TO BE DONE – Reproduce each record below exactly as written.
-.-.-
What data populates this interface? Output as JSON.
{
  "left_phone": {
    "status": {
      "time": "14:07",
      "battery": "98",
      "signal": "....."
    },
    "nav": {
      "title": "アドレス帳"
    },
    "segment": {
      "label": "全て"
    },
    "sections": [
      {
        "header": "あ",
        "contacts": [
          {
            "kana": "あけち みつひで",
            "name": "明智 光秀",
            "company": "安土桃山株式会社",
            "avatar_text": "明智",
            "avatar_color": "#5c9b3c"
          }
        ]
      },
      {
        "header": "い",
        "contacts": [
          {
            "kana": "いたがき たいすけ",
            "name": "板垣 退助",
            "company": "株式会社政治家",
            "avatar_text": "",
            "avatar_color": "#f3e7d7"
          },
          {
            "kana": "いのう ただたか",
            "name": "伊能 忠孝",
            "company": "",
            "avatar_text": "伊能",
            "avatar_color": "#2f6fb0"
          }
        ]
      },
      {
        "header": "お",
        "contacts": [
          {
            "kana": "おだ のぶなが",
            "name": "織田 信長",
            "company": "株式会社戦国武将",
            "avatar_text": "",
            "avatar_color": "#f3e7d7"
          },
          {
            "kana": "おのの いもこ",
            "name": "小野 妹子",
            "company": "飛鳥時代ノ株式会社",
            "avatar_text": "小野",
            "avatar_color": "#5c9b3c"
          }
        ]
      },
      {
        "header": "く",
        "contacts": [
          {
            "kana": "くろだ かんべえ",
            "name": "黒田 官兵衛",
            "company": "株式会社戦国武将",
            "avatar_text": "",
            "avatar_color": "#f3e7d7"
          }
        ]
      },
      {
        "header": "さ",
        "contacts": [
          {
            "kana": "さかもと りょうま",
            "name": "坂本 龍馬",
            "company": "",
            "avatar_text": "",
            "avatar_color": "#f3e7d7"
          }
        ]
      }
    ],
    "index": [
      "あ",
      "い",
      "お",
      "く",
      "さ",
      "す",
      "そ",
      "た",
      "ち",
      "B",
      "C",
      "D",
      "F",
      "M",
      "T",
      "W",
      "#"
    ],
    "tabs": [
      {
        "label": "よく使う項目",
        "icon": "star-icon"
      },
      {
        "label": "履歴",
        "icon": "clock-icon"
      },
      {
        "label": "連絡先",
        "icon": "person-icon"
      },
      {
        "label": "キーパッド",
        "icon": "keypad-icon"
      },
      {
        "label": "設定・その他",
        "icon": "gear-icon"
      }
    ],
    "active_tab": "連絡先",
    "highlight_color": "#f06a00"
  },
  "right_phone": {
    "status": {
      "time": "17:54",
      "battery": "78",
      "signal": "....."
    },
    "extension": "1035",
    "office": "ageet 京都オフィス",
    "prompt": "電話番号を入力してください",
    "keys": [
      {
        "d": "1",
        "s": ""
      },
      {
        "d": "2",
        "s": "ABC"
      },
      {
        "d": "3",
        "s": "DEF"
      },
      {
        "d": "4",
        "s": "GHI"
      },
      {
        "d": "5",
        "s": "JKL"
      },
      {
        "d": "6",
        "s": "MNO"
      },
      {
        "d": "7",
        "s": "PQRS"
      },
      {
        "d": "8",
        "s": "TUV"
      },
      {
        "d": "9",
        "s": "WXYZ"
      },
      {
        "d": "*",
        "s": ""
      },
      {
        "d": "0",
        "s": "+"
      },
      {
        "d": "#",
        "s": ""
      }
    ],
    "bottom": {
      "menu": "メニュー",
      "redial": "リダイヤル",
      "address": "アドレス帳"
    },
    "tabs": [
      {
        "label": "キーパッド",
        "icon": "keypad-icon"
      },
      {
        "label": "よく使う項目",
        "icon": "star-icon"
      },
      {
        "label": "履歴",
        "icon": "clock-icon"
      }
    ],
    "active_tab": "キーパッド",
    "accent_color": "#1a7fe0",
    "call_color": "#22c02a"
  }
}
-.-.-
WRITTEN SOLUTION –
What data populates this interface? Output as JSON.
{
  "left_phone": {
    "status": {
      "time": "14:07",
      "battery": "98",
      "signal": "....."
    },
    "nav": {
      "title": "アドレス帳"
    },
    "segment": {
      "label": "全て"
    },
    "sections": [
      {
        "header": "あ",
        "contacts": [
          {
            "kana": "あけち みつひで",
            "name": "明智 光秀",
            "company": "安土桃山株式会社",
            "avatar_text": "明智",
            "avatar_color": "#5c9b3c"
          }
        ]
      },
      {
        "header": "い",
        "contacts": [
          {
            "kana": "いたがき たいすけ",
            "name": "板垣 退助",
            "company": "株式会社政治家",
            "avatar_text": "",
            "avatar_color": "#f3e7d7"
          },
          {
            "kana": "いのう ただたか",
            "name": "伊能 忠孝",
            "company": "",
            "avatar_text": "伊能",
            "avatar_color": "#2f6fb0"
          }
        ]
      },
      {
        "header": "お",
        "contacts": [
          {
            "kana": "おだ のぶなが",
            "name": "織田 信長",
            "company": "株式会社戦国武将",
            "avatar_text": "",
            "avatar_color": "#f3e7d7"
          },
          {
            "kana": "おのの いもこ",
            "name": "小野 妹子",
            "company": "飛鳥時代ノ株式会社",
            "avatar_text": "小野",
            "avatar_color": "#5c9b3c"
          }
        ]
      },
      {
        "header": "く",
        "contacts": [
          {
            "kana": "くろだ かんべえ",
            "name": "黒田 官兵衛",
            "company": "株式会社戦国武将",
            "avatar_text": "",
            "avatar_color": "#f3e7d7"
          }
        ]
      },
      {
        "header": "さ",
        "contacts": [
          {
            "kana": "さかもと りょうま",
            "name": "坂本 龍馬",
            "company": "",
            "avatar_text": "",
            "avatar_color": "#f3e7d7"
          }
        ]
      }
    ],
    "index": [
      "あ",
      "い",
      "お",
      "く",
      "さ",
      "す",
      "そ",
      "た",
      "ち",
      "B",
      "C",
      "D",
      "F",
      "M",
      "T",
      "W",
      "#"
    ],
    "tabs": [
      {
        "label": "よく使う項目",
        "icon": "star-icon"
      },
      {
        "label": "履歴",
        "icon": "clock-icon"
      },
      {
        "label": "連絡先",
        "icon": "person-icon"
      },
      {
        "label": "キーパッド",
        "icon": "keypad-icon"
      },
      {
        "label": "設定・その他",
        "icon": "gear-icon"
      }
    ],
    "active_tab": "連絡先",
    "highlight_color": "#f06a00"
  },
  "right_phone": {
    "status": {
      "time": "17:54",
      "battery": "78",
      "signal": "....."
    },
    "extension": "1035",
    "office": "ageet 京都オフィス",
    "prompt": "電話番号を入力してください",
    "keys": [
      {
        "d": "1",
        "s": ""
      },
      {
        "d": "2",
        "s": "ABC"
      },
      {
        "d": "3",
        "s": "DEF"
      },
      {
        "d": "4",
        "s": "GHI"
      },
      {
        "d": "5",
        "s": "JKL"
      },
      {
        "d": "6",
        "s": "MNO"
      },
      {
        "d": "7",
        "s": "PQRS"
      },
      {
        "d": "8",
        "s": "TUV"
      },
      {
        "d": "9",
        "s": "WXYZ"
      },
      {
        "d": "*",
        "s": ""
      },
      {
        "d": "0",
        "s": "+"
      },
      {
        "d": "#",
        "s": ""
      }
    ],
    "bottom": {
      "menu": "メニュー",
      "redial": "リダイヤル",
      "address": "アドレス帳"
    },
    "tabs": [
      {
        "label": "キーパッド",
        "icon": "keypad-icon"
      },
      {
        "label": "よく使う項目",
        "icon": "star-icon"
      },
      {
        "label": "履歴",
        "icon": "clock-icon"
      }
    ],
    "active_tab": "キーパッド",
    "accent_color": "#1a7fe0",
    "call_color": "#22c02a"
  }
}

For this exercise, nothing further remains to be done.